Source:
I must say that I wasn’t too thrilled about the news of yet another Christmas themed offering – especially when it was an entire TV show this time. You know the drill, the Christmas themed soundtrack, at least three carols, Christmas trees everywhere, and of course, the heart of it all – what does Christmas mean to you? Despite the aggressively crimson-colored marketing, however, Dash and Lily managed to rise above the clichés and change my mind. 

Before you read further, fret not! This is a spoiler-free review, and all details mentioned here have already been shown in the trailer

Executive produced by Nick Jonas (yes, of the Jonas Brothers, I know, what a strange crossover!), Dash and Lily is the first show I have seen that centers the entirety of its arc around the Christmas season. The series, as are most shows released on Netflix nowadays, consists only of a small number of episodes, which also makes it the perfect bingeable length. The first two episodes introduce us to our protagonists separately, and the next six ones show us how their lives intermingle before they finally meet. The series is based on the YA series Dash and Lily’s Book of Dares by authors David Leviathan and Rachel Cohn.

Stored entries:
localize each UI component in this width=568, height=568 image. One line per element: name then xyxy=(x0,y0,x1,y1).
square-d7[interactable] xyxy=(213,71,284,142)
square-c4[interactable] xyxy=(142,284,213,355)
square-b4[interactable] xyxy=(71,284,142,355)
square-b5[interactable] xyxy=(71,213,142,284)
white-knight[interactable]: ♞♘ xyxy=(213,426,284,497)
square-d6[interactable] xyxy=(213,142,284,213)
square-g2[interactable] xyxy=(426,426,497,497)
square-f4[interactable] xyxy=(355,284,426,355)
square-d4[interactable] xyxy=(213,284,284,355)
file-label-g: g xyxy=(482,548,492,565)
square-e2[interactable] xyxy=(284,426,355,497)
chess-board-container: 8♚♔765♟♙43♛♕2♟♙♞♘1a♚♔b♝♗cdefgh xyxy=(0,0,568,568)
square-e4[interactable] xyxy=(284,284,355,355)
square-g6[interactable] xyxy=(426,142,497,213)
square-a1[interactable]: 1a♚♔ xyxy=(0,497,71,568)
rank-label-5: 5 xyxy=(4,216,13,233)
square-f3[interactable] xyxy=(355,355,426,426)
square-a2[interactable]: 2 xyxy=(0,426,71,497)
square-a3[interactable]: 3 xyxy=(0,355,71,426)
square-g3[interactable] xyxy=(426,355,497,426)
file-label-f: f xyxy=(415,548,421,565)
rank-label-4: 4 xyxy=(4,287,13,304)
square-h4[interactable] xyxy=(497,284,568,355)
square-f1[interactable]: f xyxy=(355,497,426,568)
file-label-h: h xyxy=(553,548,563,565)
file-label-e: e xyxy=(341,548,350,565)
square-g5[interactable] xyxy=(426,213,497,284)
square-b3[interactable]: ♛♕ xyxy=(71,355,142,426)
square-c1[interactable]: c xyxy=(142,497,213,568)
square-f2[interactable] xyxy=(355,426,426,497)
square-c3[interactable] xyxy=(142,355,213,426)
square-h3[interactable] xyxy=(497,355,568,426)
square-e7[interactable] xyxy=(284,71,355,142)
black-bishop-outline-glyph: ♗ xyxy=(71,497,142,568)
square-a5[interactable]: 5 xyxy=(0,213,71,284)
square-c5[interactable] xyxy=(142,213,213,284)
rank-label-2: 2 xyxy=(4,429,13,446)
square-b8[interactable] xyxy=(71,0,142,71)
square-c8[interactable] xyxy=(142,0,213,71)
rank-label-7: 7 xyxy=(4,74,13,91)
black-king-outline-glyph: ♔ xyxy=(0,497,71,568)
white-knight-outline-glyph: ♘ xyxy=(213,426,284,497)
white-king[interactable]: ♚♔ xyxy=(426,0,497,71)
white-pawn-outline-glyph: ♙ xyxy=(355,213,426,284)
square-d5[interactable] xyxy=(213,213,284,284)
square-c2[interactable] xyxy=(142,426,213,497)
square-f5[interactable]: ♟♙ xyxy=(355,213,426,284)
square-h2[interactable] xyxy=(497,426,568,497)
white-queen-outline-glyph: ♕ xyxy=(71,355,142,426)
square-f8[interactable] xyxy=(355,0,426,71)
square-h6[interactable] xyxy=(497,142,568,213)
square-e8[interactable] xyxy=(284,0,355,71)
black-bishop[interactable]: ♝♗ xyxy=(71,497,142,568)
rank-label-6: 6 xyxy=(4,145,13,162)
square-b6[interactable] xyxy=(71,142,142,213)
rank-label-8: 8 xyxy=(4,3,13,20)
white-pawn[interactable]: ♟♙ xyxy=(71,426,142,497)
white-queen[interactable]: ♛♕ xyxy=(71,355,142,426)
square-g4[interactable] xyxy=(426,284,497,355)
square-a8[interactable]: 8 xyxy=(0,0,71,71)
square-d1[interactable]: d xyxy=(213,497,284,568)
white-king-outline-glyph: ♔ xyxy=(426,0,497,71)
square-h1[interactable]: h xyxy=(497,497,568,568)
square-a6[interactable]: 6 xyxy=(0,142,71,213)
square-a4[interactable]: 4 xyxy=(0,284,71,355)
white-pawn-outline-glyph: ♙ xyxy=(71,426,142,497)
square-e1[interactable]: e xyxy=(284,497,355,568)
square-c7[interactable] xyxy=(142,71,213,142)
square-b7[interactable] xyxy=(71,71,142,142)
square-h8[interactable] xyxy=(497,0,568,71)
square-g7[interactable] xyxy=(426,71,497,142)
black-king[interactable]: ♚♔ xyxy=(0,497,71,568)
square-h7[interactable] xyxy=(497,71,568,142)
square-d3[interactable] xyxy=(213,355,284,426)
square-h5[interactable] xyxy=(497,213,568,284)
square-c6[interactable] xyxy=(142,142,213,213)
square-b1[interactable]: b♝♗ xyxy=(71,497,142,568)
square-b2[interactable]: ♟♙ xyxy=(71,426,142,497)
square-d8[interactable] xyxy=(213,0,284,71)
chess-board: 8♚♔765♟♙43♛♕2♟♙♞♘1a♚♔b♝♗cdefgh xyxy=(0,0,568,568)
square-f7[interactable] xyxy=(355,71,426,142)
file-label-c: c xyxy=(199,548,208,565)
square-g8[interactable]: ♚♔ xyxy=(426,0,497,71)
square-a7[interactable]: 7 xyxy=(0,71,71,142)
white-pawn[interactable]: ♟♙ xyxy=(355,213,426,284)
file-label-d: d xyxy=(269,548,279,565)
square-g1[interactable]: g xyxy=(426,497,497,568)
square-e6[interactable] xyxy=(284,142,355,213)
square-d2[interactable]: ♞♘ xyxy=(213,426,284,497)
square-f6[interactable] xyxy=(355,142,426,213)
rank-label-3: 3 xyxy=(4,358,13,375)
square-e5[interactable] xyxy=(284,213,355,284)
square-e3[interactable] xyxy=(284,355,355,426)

Job 1: Summarize the Dash and Lily review in two sentences.
Job 2: Please retype the Dash and Lily review between "I must say that" and "change my mind.", inclusive.

Final result 1: The reviewer was not thrilled about yet another Christmas-themed offering, but Dash and Lily managed to rise above the clichés and change the reviewer's mind. Executive produced by Nick Jonas and based on the YA series Dash and Lily's Book of Dares, the short, bingeable show centers its entire arc on the Christmas season, introducing its protagonists separately before showing how their lives intermingle until they finally meet.

Final result 2:
I must say that I wasn’t too thrilled about the news of yet another Christmas themed offering – especially when it was an entire TV show this time. You know the drill, the Christmas themed soundtrack, at least three carols, Christmas trees everywhere, and of course, the heart of it all – what does Christmas mean to you? Despite the aggressively crimson-colored marketing, however, Dash and Lily managed to rise above the clichés and change my mind.